» Task brief
Restate the listing below word for word, omitting any images.

-- BEGIN --

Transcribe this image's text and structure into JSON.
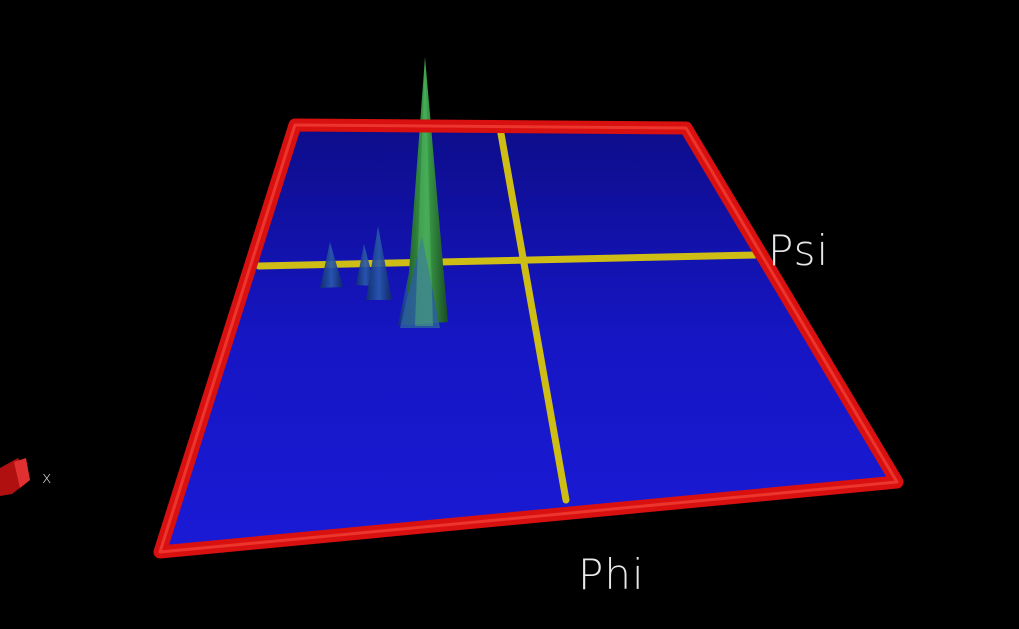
{
  "scene": {
    "background": "#000000",
    "plane_color": "#1414c8",
    "frame_color": "#e01010",
    "crosshair_color": "#d8c81a",
    "peak_color_main": "#2e8a3a",
    "peak_color_minor": "#1a4a9a"
  },
  "axes": {
    "x_axis_label": "Phi",
    "y_axis_label": "Psi",
    "orientation_label": "x"
  }
}
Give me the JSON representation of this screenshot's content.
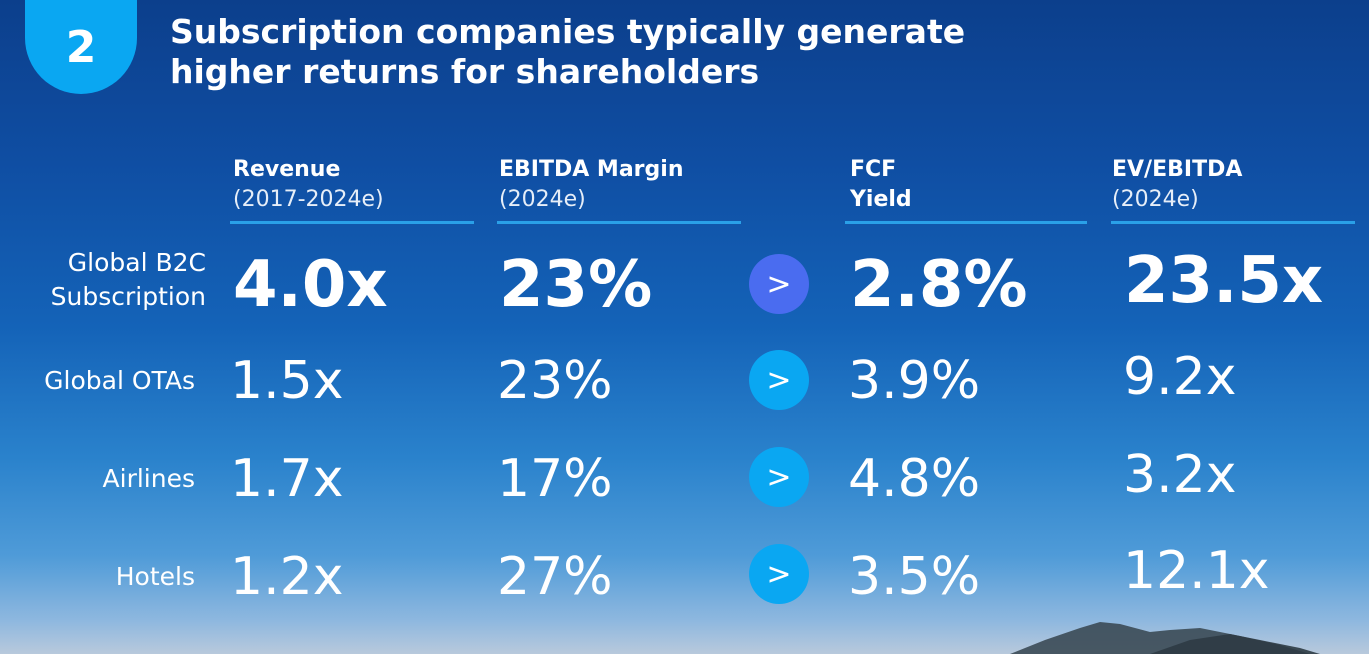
{
  "header": {
    "badge_number": "2",
    "title": "Subscription companies typically generate higher returns for shareholders"
  },
  "columns": [
    {
      "line1": "Revenue",
      "line2": "(2017-2024e)"
    },
    {
      "line1": "EBITDA Margin",
      "line2": "(2024e)"
    },
    {
      "line1": "FCF",
      "line2": "Yield"
    },
    {
      "line1": "EV/EBITDA",
      "line2": "(2024e)"
    }
  ],
  "rows": [
    {
      "label": "Global B2C Subscription",
      "revenue": "4.0x",
      "ebitda_margin": "23%",
      "fcf_yield": "2.8%",
      "ev_ebitda": "23.5x"
    },
    {
      "label": "Global OTAs",
      "revenue": "1.5x",
      "ebitda_margin": "23%",
      "fcf_yield": "3.9%",
      "ev_ebitda": "9.2x"
    },
    {
      "label": "Airlines",
      "revenue": "1.7x",
      "ebitda_margin": "17%",
      "fcf_yield": "4.8%",
      "ev_ebitda": "3.2x"
    },
    {
      "label": "Hotels",
      "revenue": "1.2x",
      "ebitda_margin": "27%",
      "fcf_yield": "3.5%",
      "ev_ebitda": "12.1x"
    }
  ],
  "arrow_glyph": ">",
  "colors": {
    "accent": "#0aa7f2",
    "highlight_arrow": "#4a6cf0",
    "rule": "#2aa0e8"
  }
}
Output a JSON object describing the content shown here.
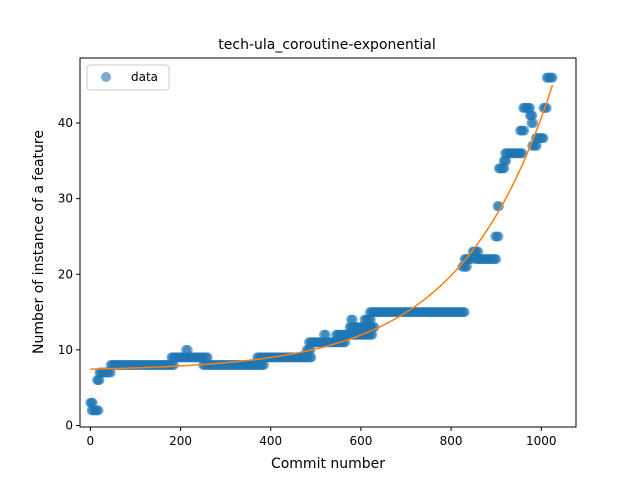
{
  "chart_data": {
    "type": "scatter",
    "title": "tech-ula_coroutine-exponential",
    "xlabel": "Commit number",
    "ylabel": "Number of instance of a feature",
    "xlim": [
      -23,
      1077
    ],
    "ylim": [
      -0.2,
      48.6
    ],
    "xticks": [
      0,
      200,
      400,
      600,
      800,
      1000
    ],
    "yticks": [
      0,
      10,
      20,
      30,
      40
    ],
    "legend": {
      "position": "top-left",
      "entries": [
        "data"
      ]
    },
    "grid": false,
    "colors": {
      "data": "#1f77b4",
      "fit": "#ff7f0e"
    },
    "series": [
      {
        "name": "data",
        "kind": "points",
        "segments": [
          {
            "x": [
              0,
              5
            ],
            "y": 3
          },
          {
            "x": [
              3,
              18
            ],
            "y": 2
          },
          {
            "x": [
              15,
              20
            ],
            "y": 6
          },
          {
            "x": [
              20,
              45
            ],
            "y": 7
          },
          {
            "x": [
              45,
              185
            ],
            "y": 8
          },
          {
            "x": [
              180,
              260
            ],
            "y": 9
          },
          {
            "x": [
              212,
              216
            ],
            "y": 10
          },
          {
            "x": [
              250,
              385
            ],
            "y": 8
          },
          {
            "x": [
              370,
              490
            ],
            "y": 9
          },
          {
            "x": [
              480,
              488
            ],
            "y": 10
          },
          {
            "x": [
              485,
              565
            ],
            "y": 11
          },
          {
            "x": [
              518,
              522
            ],
            "y": 12
          },
          {
            "x": [
              545,
              625
            ],
            "y": 12
          },
          {
            "x": [
              578,
              582
            ],
            "y": 14
          },
          {
            "x": [
              575,
              630
            ],
            "y": 13
          },
          {
            "x": [
              608,
              622
            ],
            "y": 14
          },
          {
            "x": [
              620,
              830
            ],
            "y": 15
          },
          {
            "x": [
              825,
              835
            ],
            "y": 21
          },
          {
            "x": [
              830,
              845
            ],
            "y": 22
          },
          {
            "x": [
              848,
              860
            ],
            "y": 23
          },
          {
            "x": [
              855,
              900
            ],
            "y": 22
          },
          {
            "x": [
              898,
              905
            ],
            "y": 25
          },
          {
            "x": [
              903,
              906
            ],
            "y": 29
          },
          {
            "x": [
              906,
              918
            ],
            "y": 34
          },
          {
            "x": [
              917,
              922
            ],
            "y": 35
          },
          {
            "x": [
              920,
              958
            ],
            "y": 36
          },
          {
            "x": [
              953,
              962
            ],
            "y": 39
          },
          {
            "x": [
              960,
              975
            ],
            "y": 42
          },
          {
            "x": [
              975,
              980
            ],
            "y": 41
          },
          {
            "x": [
              978,
              982
            ],
            "y": 40
          },
          {
            "x": [
              980,
              990
            ],
            "y": 37
          },
          {
            "x": [
              988,
              1005
            ],
            "y": 38
          },
          {
            "x": [
              1005,
              1012
            ],
            "y": 42
          },
          {
            "x": [
              1012,
              1025
            ],
            "y": 46
          }
        ]
      },
      {
        "name": "",
        "kind": "line",
        "formula": "y = 7.2 + 0.255 * exp(x / 205)",
        "x_range": [
          0,
          1025
        ]
      }
    ]
  }
}
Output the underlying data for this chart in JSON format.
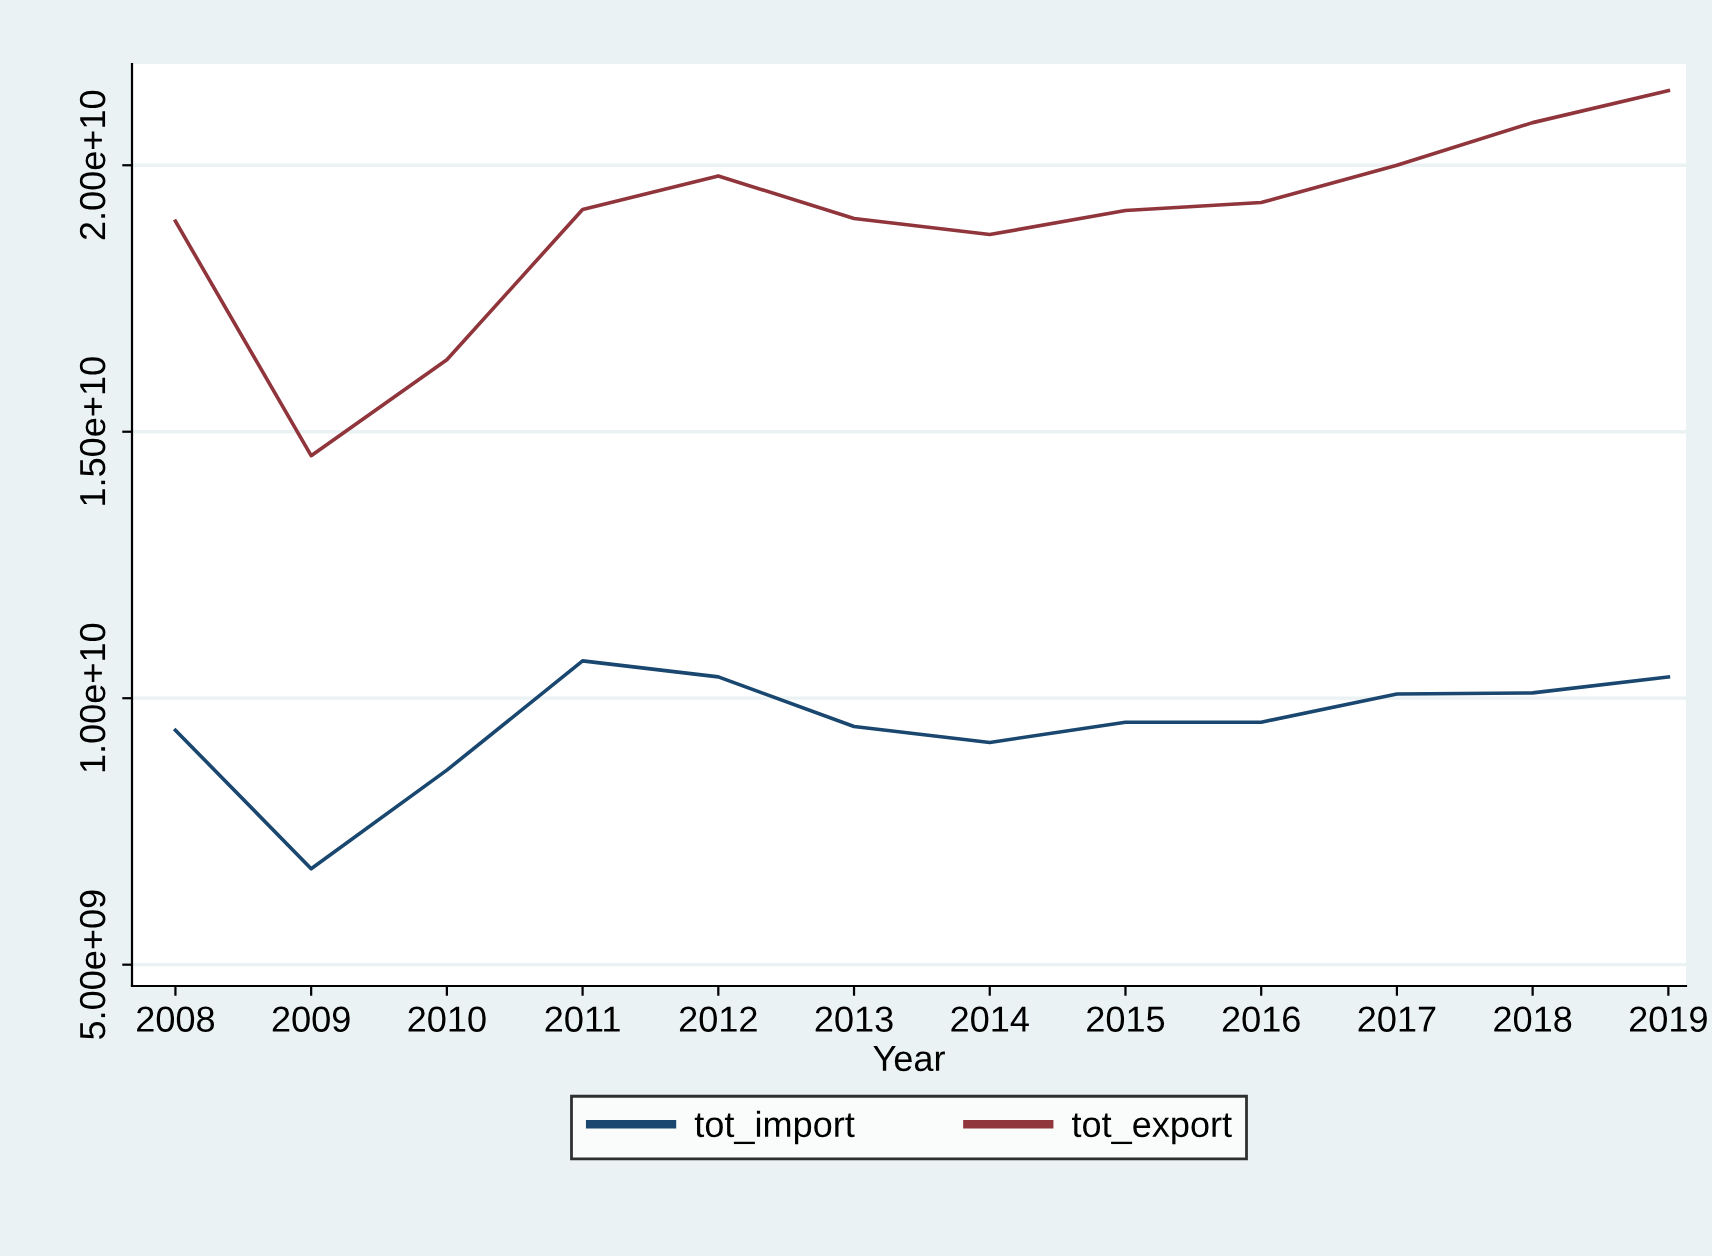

-- END --

» Answer for the task
Transcribe this image's text and structure into JSON.
{
  "scene": {
    "background": "#000000",
    "plane_color": "#1414c8",
    "frame_color": "#e01010",
    "crosshair_color": "#d8c81a",
    "peak_color_main": "#2e8a3a",
    "peak_color_minor": "#1a4a9a"
  },
  "axes": {
    "x_axis_label": "Phi",
    "y_axis_label": "Psi",
    "orientation_label": "x"
  }
}
Give me the JSON representation of this screenshot's content.
{
  "header": {
    "badge_number": "2",
    "title": "Subscription companies typically generate higher returns for shareholders"
  },
  "columns": [
    {
      "line1": "Revenue",
      "line2": "(2017-2024e)"
    },
    {
      "line1": "EBITDA Margin",
      "line2": "(2024e)"
    },
    {
      "line1": "FCF",
      "line2": "Yield"
    },
    {
      "line1": "EV/EBITDA",
      "line2": "(2024e)"
    }
  ],
  "rows": [
    {
      "label": "Global B2C Subscription",
      "revenue": "4.0x",
      "ebitda_margin": "23%",
      "fcf_yield": "2.8%",
      "ev_ebitda": "23.5x"
    },
    {
      "label": "Global OTAs",
      "revenue": "1.5x",
      "ebitda_margin": "23%",
      "fcf_yield": "3.9%",
      "ev_ebitda": "9.2x"
    },
    {
      "label": "Airlines",
      "revenue": "1.7x",
      "ebitda_margin": "17%",
      "fcf_yield": "4.8%",
      "ev_ebitda": "3.2x"
    },
    {
      "label": "Hotels",
      "revenue": "1.2x",
      "ebitda_margin": "27%",
      "fcf_yield": "3.5%",
      "ev_ebitda": "12.1x"
    }
  ],
  "arrow_glyph": ">",
  "colors": {
    "accent": "#0aa7f2",
    "highlight_arrow": "#4a6cf0",
    "rule": "#2aa0e8"
  }
}
Output a JSON object describing the content shown here.
{
  "chart_data": {
    "type": "scatter",
    "title": "tech-ula_coroutine-exponential",
    "xlabel": "Commit number",
    "ylabel": "Number of instance of a feature",
    "xlim": [
      -23,
      1077
    ],
    "ylim": [
      -0.2,
      48.6
    ],
    "xticks": [
      0,
      200,
      400,
      600,
      800,
      1000
    ],
    "yticks": [
      0,
      10,
      20,
      30,
      40
    ],
    "legend": {
      "position": "top-left",
      "entries": [
        "data"
      ]
    },
    "grid": false,
    "colors": {
      "data": "#1f77b4",
      "fit": "#ff7f0e"
    },
    "series": [
      {
        "name": "data",
        "kind": "points",
        "segments": [
          {
            "x": [
              0,
              5
            ],
            "y": 3
          },
          {
            "x": [
              3,
              18
            ],
            "y": 2
          },
          {
            "x": [
              15,
              20
            ],
            "y": 6
          },
          {
            "x": [
              20,
              45
            ],
            "y": 7
          },
          {
            "x": [
              45,
              185
            ],
            "y": 8
          },
          {
            "x": [
              180,
              260
            ],
            "y": 9
          },
          {
            "x": [
              212,
              216
            ],
            "y": 10
          },
          {
            "x": [
              250,
              385
            ],
            "y": 8
          },
          {
            "x": [
              370,
              490
            ],
            "y": 9
          },
          {
            "x": [
              480,
              488
            ],
            "y": 10
          },
          {
            "x": [
              485,
              565
            ],
            "y": 11
          },
          {
            "x": [
              518,
              522
            ],
            "y": 12
          },
          {
            "x": [
              545,
              625
            ],
            "y": 12
          },
          {
            "x": [
              578,
              582
            ],
            "y": 14
          },
          {
            "x": [
              575,
              630
            ],
            "y": 13
          },
          {
            "x": [
              608,
              622
            ],
            "y": 14
          },
          {
            "x": [
              620,
              830
            ],
            "y": 15
          },
          {
            "x": [
              825,
              835
            ],
            "y": 21
          },
          {
            "x": [
              830,
              845
            ],
            "y": 22
          },
          {
            "x": [
              848,
              860
            ],
            "y": 23
          },
          {
            "x": [
              855,
              900
            ],
            "y": 22
          },
          {
            "x": [
              898,
              905
            ],
            "y": 25
          },
          {
            "x": [
              903,
              906
            ],
            "y": 29
          },
          {
            "x": [
              906,
              918
            ],
            "y": 34
          },
          {
            "x": [
              917,
              922
            ],
            "y": 35
          },
          {
            "x": [
              920,
              958
            ],
            "y": 36
          },
          {
            "x": [
              953,
              962
            ],
            "y": 39
          },
          {
            "x": [
              960,
              975
            ],
            "y": 42
          },
          {
            "x": [
              975,
              980
            ],
            "y": 41
          },
          {
            "x": [
              978,
              982
            ],
            "y": 40
          },
          {
            "x": [
              980,
              990
            ],
            "y": 37
          },
          {
            "x": [
              988,
              1005
            ],
            "y": 38
          },
          {
            "x": [
              1005,
              1012
            ],
            "y": 42
          },
          {
            "x": [
              1012,
              1025
            ],
            "y": 46
          }
        ]
      },
      {
        "name": "",
        "kind": "line",
        "formula": "y = 7.2 + 0.255 * exp(x / 205)",
        "x_range": [
          0,
          1025
        ]
      }
    ]
  }
}
Output the underlying data for this chart in JSON format.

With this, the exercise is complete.